Repeat the material verbatim and drop the pictures.

========

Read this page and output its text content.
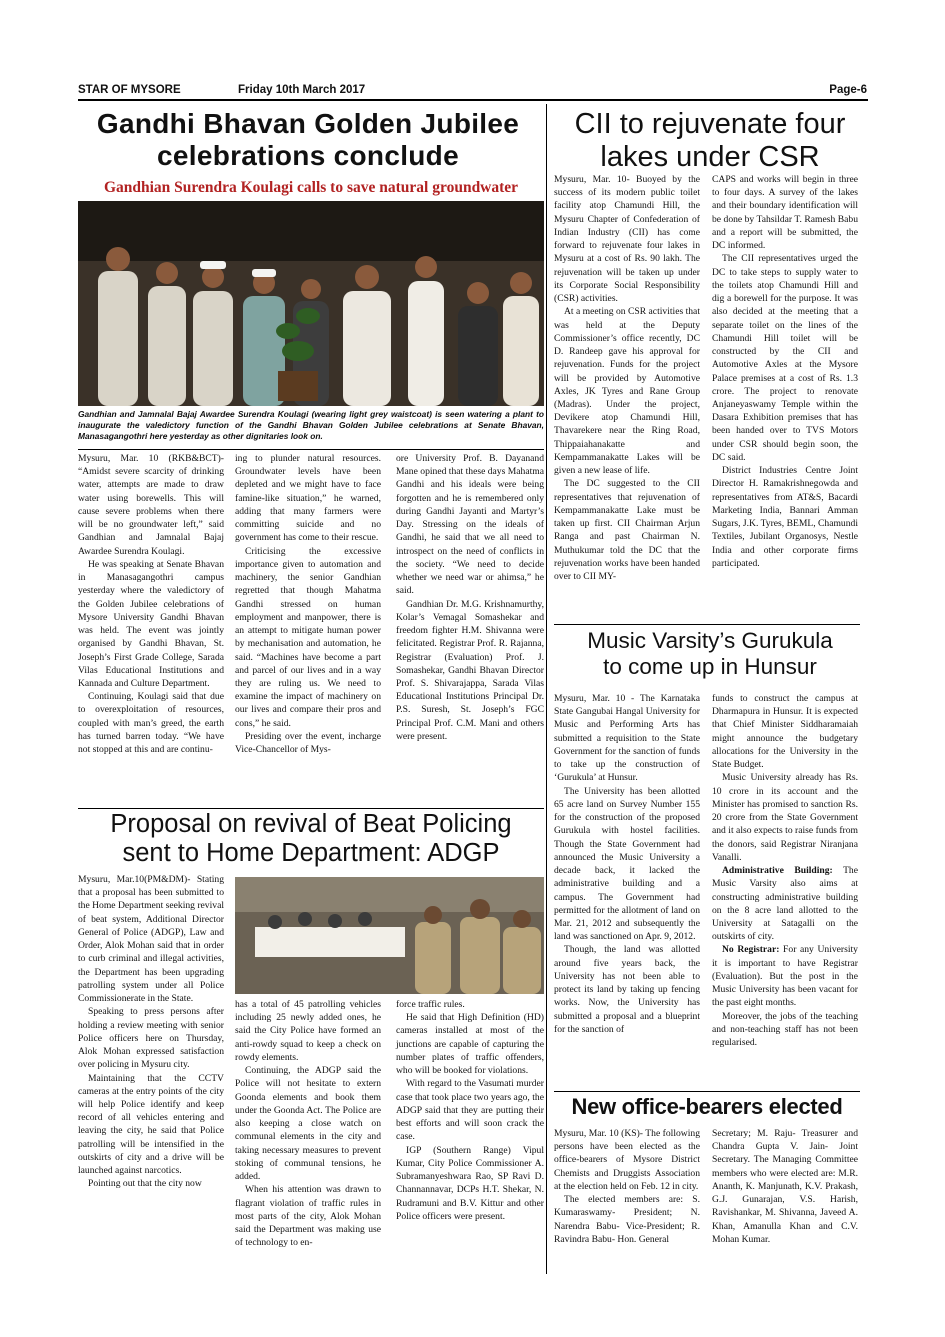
STAR OF MYSORE	Friday 10th March 2017	Page-6
Gandhi Bhavan Golden Jubilee
celebrations conclude
Gandhian Surendra Koulagi calls to save natural groundwater
Gandhian and Jamnalal Bajaj Awardee Surendra Koulagi (wearing light grey waistcoat) is seen watering a plant to inaugurate the valedictory function of the Gandhi Bhavan Golden Jubilee celebrations at Senate Bhavan, Manasagangothri here yesterday as other dignitaries look on.

Mysuru, Mar. 10 (RKB&BCT)- “Amidst severe scarcity of drinking water, attempts are made to draw water using borewells. This will cause severe problems when there will be no groundwater left,” said Gandhian and Jamnalal Bajaj Awardee Surendra Koulagi.

He was speaking at Senate Bhavan in Manasagangothri campus yesterday where the valedictory of the Golden Jubilee celebrations of Mysore University Gandhi Bhavan was held. The event was jointly organised by Gandhi Bhavan, St. Joseph’s First Grade College, Sarada Vilas Educational Institutions and Kannada and Culture Department.

Continuing, Koulagi said that due to overexploitation of resources, coupled with man’s greed, the earth has turned barren today. “We have not stopped at this and are continu-

ing to plunder natural resources. Groundwater levels have been depleted and we might have to face famine-like situation,” he warned, adding that many farmers were committing suicide and no government has come to their rescue.

Criticising the excessive importance given to automation and machinery, the senior Gandhian regretted that though Mahatma Gandhi stressed on human employment and manpower, there is an attempt to mitigate human power by mechanisation and automation, he said. “Machines have become a part and parcel of our lives and in a way they are ruling us. We need to examine the impact of machinery on our lives and compare their pros and cons,” he said.

Presiding over the event, incharge Vice-Chancellor of Mys-

ore University Prof. B. Dayanand Mane opined that these days Mahatma Gandhi and his ideals were being forgotten and he is remembered only during Gandhi Jayanti and Martyr’s Day. Stressing on the ideals of Gandhi, he said that we all need to introspect on the need of conflicts in the society. “We need to decide whether we need war or ahimsa,” he said.

Gandhian Dr. M.G. Krishnamurthy, Kolar’s Vemagal Somashekar and freedom fighter H.M. Shivanna were felicitated. Registrar Prof. R. Rajanna, Registrar (Evaluation) Prof. J. Somashekar, Gandhi Bhavan Director Prof. S. Shivarajappa, Sarada Vilas Educational Institutions Principal Dr. P.S. Suresh, St. Joseph’s FGC Principal Prof. C.M. Mani and others were present.

Proposal on revival of Beat Policing
sent to Home Department: ADGP

Mysuru, Mar.10(PM&DM)- Stating that a proposal has been submitted to the Home Department seeking revival of beat system, Additional Director General of Police (ADGP), Law and Order, Alok Mohan said that in order to curb criminal and illegal activities, the Department has been upgrading patrolling system under all Police Commissionerate in the State.

Speaking to press persons after holding a review meeting with senior Police officers here on Thursday, Alok Mohan expressed satisfaction over policing in Mysuru city.

Maintaining that the CCTV cameras at the entry points of the city will help Police identify and keep record of all vehicles entering and leaving the city, he said that Police patrolling will be intensified in the outskirts of city and a drive will be launched against narcotics.

Pointing out that the city now

has a total of 45 patrolling vehicles including 25 newly added ones, he said the City Police have formed an anti-rowdy squad to keep a check on rowdy elements.

Continuing, the ADGP said the Police will not hesitate to extern Goonda elements and book them under the Goonda Act. The Police are also keeping a close watch on communal elements in the city and taking necessary measures to prevent stoking of communal tensions, he added.

When his attention was drawn to flagrant violation of traffic rules in most parts of the city, Alok Mohan said the Department was making use of technology to en-

force traffic rules.

He said that High Definition (HD) cameras installed at most of the junctions are capable of capturing the number plates of traffic offenders, who will be booked for violations.

With regard to the Vasumati murder case that took place two years ago, the ADGP said that they are putting their best efforts and will soon crack the case.

IGP (Southern Range) Vipul Kumar, City Police Commissioner A. Subramanyeshwara Rao, SP Ravi D. Channannavar, DCPs H.T. Shekar, N. Rudramuni and B.V. Kittur and other Police officers were present.

CII to rejuvenate four
lakes under CSR

Mysuru, Mar. 10- Buoyed by the success of its modern public toilet facility atop Chamundi Hill, the Mysuru Chapter of Confederation of Indian Industry (CII) has come forward to rejuvenate four lakes in Mysuru at a cost of Rs. 90 lakh. The rejuvenation will be taken up under its Corporate Social Responsibility (CSR) activities.

At a meeting on CSR activities that was held at the Deputy Commissioner’s office recently, DC D. Randeep gave his approval for rejuvenation. Funds for the project will be provided by Automotive Axles, JK Tyres and Rane Group (Madras). Under the project, Devikere atop Chamundi Hill, Thavarekere near the Ring Road, Thippaiahanakatte and Kempammanakatte Lakes will be given a new lease of life.

The DC suggested to the CII representatives that rejuvenation of Kempammanakatte Lake must be taken up first. CII Chairman Arjun Ranga and past Chairman N. Muthukumar told the DC that the rejuvenation works have been handed over to CII MY-

CAPS and works will begin in three to four days. A survey of the lakes and their boundary identification will be done by Tahsildar T. Ramesh Babu and a report will be submitted, the DC informed.

The CII representatives urged the DC to take steps to supply water to the toilets atop Chamundi Hill and dig a borewell for the purpose. It was also decided at the meeting that a separate toilet on the lines of the Chamundi Hill toilet will be constructed by the CII and Automotive Axles at the Mysore Palace premises at a cost of Rs. 1.3 crore. The project to renovate Anjaneyaswamy Temple within the Dasara Exhibition premises that has been handed over to TVS Motors under CSR should begin soon, the DC said.

District Industries Centre Joint Director H. Ramakrishnegowda and representatives from AT&S, Bacardi Marketing India, Bannari Amman Sugars, J.K. Tyres, BEML, Chamundi Textiles, Jubilant Organosys, Nestle India and other corporate firms participated.

Music Varsity’s Gurukula
to come up in Hunsur

Mysuru, Mar. 10 - The Karnataka State Gangubai Hangal University for Music and Performing Arts has submitted a requisition to the State Government for the sanction of funds to take up the construction of ‘Gurukula’ at Hunsur.

The University has been allotted 65 acre land on Survey Number 155 for the construction of the proposed Gurukula with hostel facilities. Though the State Government had announced the Music University a decade back, it lacked the administrative building and a campus. The Government had permitted for the allotment of land on Mar. 21, 2012 and subsequently the land was sanctioned on Apr. 9, 2012.

Though, the land was allotted around five years back, the University has not been able to protect its land by taking up fencing works. Now, the University has submitted a proposal and a blueprint for the sanction of

funds to construct the campus at Dharmapura in Hunsur. It is expected that Chief Minister Siddharamaiah might announce the budgetary allocations for the University in the State Budget.

Music University already has Rs. 10 crore in its account and the Minister has promised to sanction Rs. 20 crore from the State Government and it also expects to raise funds from the donors, said Registrar Niranjana Vanalli.

Administrative Building: The Music Varsity also aims at constructing administrative building on the 8 acre land allotted to the University at Satagalli on the outskirts of city.

No Registrar: For any University it is important to have Registrar (Evaluation). But the post in the Music University has been vacant for the past eight months.

Moreover, the jobs of the teaching and non-teaching staff has not been regularised.

New office-bearers elected

Mysuru, Mar. 10 (KS)- The following persons have been elected as the office-bearers of Mysore District Chemists and Druggists Association at the election held on Feb. 12 in city.

The elected members are: S. Kumaraswamy- President; N. Narendra Babu- Vice-President; R. Ravindra Babu- Hon. General

Secretary; M. Raju- Treasurer and Chandra Gupta V. Jain- Joint Secretary. The Managing Committee members who were elected are: M.R. Ananth, K. Manjunath, K.V. Prakash, G.J. Gunarajan, V.S. Harish, Ravishankar, M. Shivanna, Javeed A. Khan, Amanulla Khan and C.V. Mohan Kumar.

========

◆ Task solution:
Read this page and output its text content.
STAR OF MYSORE	Friday 10th March 2017	Page-6
Gandhi Bhavan Golden Jubilee
celebrations conclude
Gandhian Surendra Koulagi calls to save natural groundwater
Gandhian and Jamnalal Bajaj Awardee Surendra Koulagi (wearing light grey waistcoat) is seen watering a plant to inaugurate the valedictory function of the Gandhi Bhavan Golden Jubilee celebrations at Senate Bhavan, Manasagangothri here yesterday as other dignitaries look on.

Mysuru, Mar. 10 (RKB&BCT)- “Amidst severe scarcity of drinking water, attempts are made to draw water using borewells. This will cause severe problems when there will be no groundwater left,” said Gandhian and Jamnalal Bajaj Awardee Surendra Koulagi.

He was speaking at Senate Bhavan in Manasagangothri campus yesterday where the valedictory of the Golden Jubilee celebrations of Mysore University Gandhi Bhavan was held. The event was jointly organised by Gandhi Bhavan, St. Joseph’s First Grade College, Sarada Vilas Educational Institutions and Kannada and Culture Department.

Continuing, Koulagi said that due to overexploitation of resources, coupled with man’s greed, the earth has turned barren today. “We have not stopped at this and are continu-

ing to plunder natural resources. Groundwater levels have been depleted and we might have to face famine-like situation,” he warned, adding that many farmers were committing suicide and no government has come to their rescue.

Criticising the excessive importance given to automation and machinery, the senior Gandhian regretted that though Mahatma Gandhi stressed on human employment and manpower, there is an attempt to mitigate human power by mechanisation and automation, he said. “Machines have become a part and parcel of our lives and in a way they are ruling us. We need to examine the impact of machinery on our lives and compare their pros and cons,” he said.

Presiding over the event, incharge Vice-Chancellor of Mys-

ore University Prof. B. Dayanand Mane opined that these days Mahatma Gandhi and his ideals were being forgotten and he is remembered only during Gandhi Jayanti and Martyr’s Day. Stressing on the ideals of Gandhi, he said that we all need to introspect on the need of conflicts in the society. “We need to decide whether we need war or ahimsa,” he said.

Gandhian Dr. M.G. Krishnamurthy, Kolar’s Vemagal Somashekar and freedom fighter H.M. Shivanna were felicitated. Registrar Prof. R. Rajanna, Registrar (Evaluation) Prof. J. Somashekar, Gandhi Bhavan Director Prof. S. Shivarajappa, Sarada Vilas Educational Institutions Principal Dr. P.S. Suresh, St. Joseph’s FGC Principal Prof. C.M. Mani and others were present.

Proposal on revival of Beat Policing
sent to Home Department: ADGP

Mysuru, Mar.10(PM&DM)- Stating that a proposal has been submitted to the Home Department seeking revival of beat system, Additional Director General of Police (ADGP), Law and Order, Alok Mohan said that in order to curb criminal and illegal activities, the Department has been upgrading patrolling system under all Police Commissionerate in the State.

Speaking to press persons after holding a review meeting with senior Police officers here on Thursday, Alok Mohan expressed satisfaction over policing in Mysuru city.

Maintaining that the CCTV cameras at the entry points of the city will help Police identify and keep record of all vehicles entering and leaving the city, he said that Police patrolling will be intensified in the outskirts of city and a drive will be launched against narcotics.

Pointing out that the city now

has a total of 45 patrolling vehicles including 25 newly added ones, he said the City Police have formed an anti-rowdy squad to keep a check on rowdy elements.

Continuing, the ADGP said the Police will not hesitate to extern Goonda elements and book them under the Goonda Act. The Police are also keeping a close watch on communal elements in the city and taking necessary measures to prevent stoking of communal tensions, he added.

When his attention was drawn to flagrant violation of traffic rules in most parts of the city, Alok Mohan said the Department was making use of technology to en-

force traffic rules.

He said that High Definition (HD) cameras installed at most of the junctions are capable of capturing the number plates of traffic offenders, who will be booked for violations.

With regard to the Vasumati murder case that took place two years ago, the ADGP said that they are putting their best efforts and will soon crack the case.

IGP (Southern Range) Vipul Kumar, City Police Commissioner A. Subramanyeshwara Rao, SP Ravi D. Channannavar, DCPs H.T. Shekar, N. Rudramuni and B.V. Kittur and other Police officers were present.

CII to rejuvenate four
lakes under CSR

Mysuru, Mar. 10- Buoyed by the success of its modern public toilet facility atop Chamundi Hill, the Mysuru Chapter of Confederation of Indian Industry (CII) has come forward to rejuvenate four lakes in Mysuru at a cost of Rs. 90 lakh. The rejuvenation will be taken up under its Corporate Social Responsibility (CSR) activities.

At a meeting on CSR activities that was held at the Deputy Commissioner’s office recently, DC D. Randeep gave his approval for rejuvenation. Funds for the project will be provided by Automotive Axles, JK Tyres and Rane Group (Madras). Under the project, Devikere atop Chamundi Hill, Thavarekere near the Ring Road, Thippaiahanakatte and Kempammanakatte Lakes will be given a new lease of life.

The DC suggested to the CII representatives that rejuvenation of Kempammanakatte Lake must be taken up first. CII Chairman Arjun Ranga and past Chairman N. Muthukumar told the DC that the rejuvenation works have been handed over to CII MY-

CAPS and works will begin in three to four days. A survey of the lakes and their boundary identification will be done by Tahsildar T. Ramesh Babu and a report will be submitted, the DC informed.

The CII representatives urged the DC to take steps to supply water to the toilets atop Chamundi Hill and dig a borewell for the purpose. It was also decided at the meeting that a separate toilet on the lines of the Chamundi Hill toilet will be constructed by the CII and Automotive Axles at the Mysore Palace premises at a cost of Rs. 1.3 crore. The project to renovate Anjaneyaswamy Temple within the Dasara Exhibition premises that has been handed over to TVS Motors under CSR should begin soon, the DC said.

District Industries Centre Joint Director H. Ramakrishnegowda and representatives from AT&S, Bacardi Marketing India, Bannari Amman Sugars, J.K. Tyres, BEML, Chamundi Textiles, Jubilant Organosys, Nestle India and other corporate firms participated.

Music Varsity’s Gurukula
to come up in Hunsur

Mysuru, Mar. 10 - The Karnataka State Gangubai Hangal University for Music and Performing Arts has submitted a requisition to the State Government for the sanction of funds to take up the construction of ‘Gurukula’ at Hunsur.

The University has been allotted 65 acre land on Survey Number 155 for the construction of the proposed Gurukula with hostel facilities. Though the State Government had announced the Music University a decade back, it lacked the administrative building and a campus. The Government had permitted for the allotment of land on Mar. 21, 2012 and subsequently the land was sanctioned on Apr. 9, 2012.

Though, the land was allotted around five years back, the University has not been able to protect its land by taking up fencing works. Now, the University has submitted a proposal and a blueprint for the sanction of

funds to construct the campus at Dharmapura in Hunsur. It is expected that Chief Minister Siddharamaiah might announce the budgetary allocations for the University in the State Budget.

Music University already has Rs. 10 crore in its account and the Minister has promised to sanction Rs. 20 crore from the State Government and it also expects to raise funds from the donors, said Registrar Niranjana Vanalli.

Administrative Building: The Music Varsity also aims at constructing administrative building on the 8 acre land allotted to the University at Satagalli on the outskirts of city.

No Registrar: For any University it is important to have Registrar (Evaluation). But the post in the Music University has been vacant for the past eight months.

Moreover, the jobs of the teaching and non-teaching staff has not been regularised.

New office-bearers elected

Mysuru, Mar. 10 (KS)- The following persons have been elected as the office-bearers of Mysore District Chemists and Druggists Association at the election held on Feb. 12 in city.

The elected members are: S. Kumaraswamy- President; N. Narendra Babu- Vice-President; R. Ravindra Babu- Hon. General

Secretary; M. Raju- Treasurer and Chandra Gupta V. Jain- Joint Secretary. The Managing Committee members who were elected are: M.R. Ananth, K. Manjunath, K.V. Prakash, G.J. Gunarajan, V.S. Harish, Ravishankar, M. Shivanna, Javeed A. Khan, Amanulla Khan and C.V. Mohan Kumar.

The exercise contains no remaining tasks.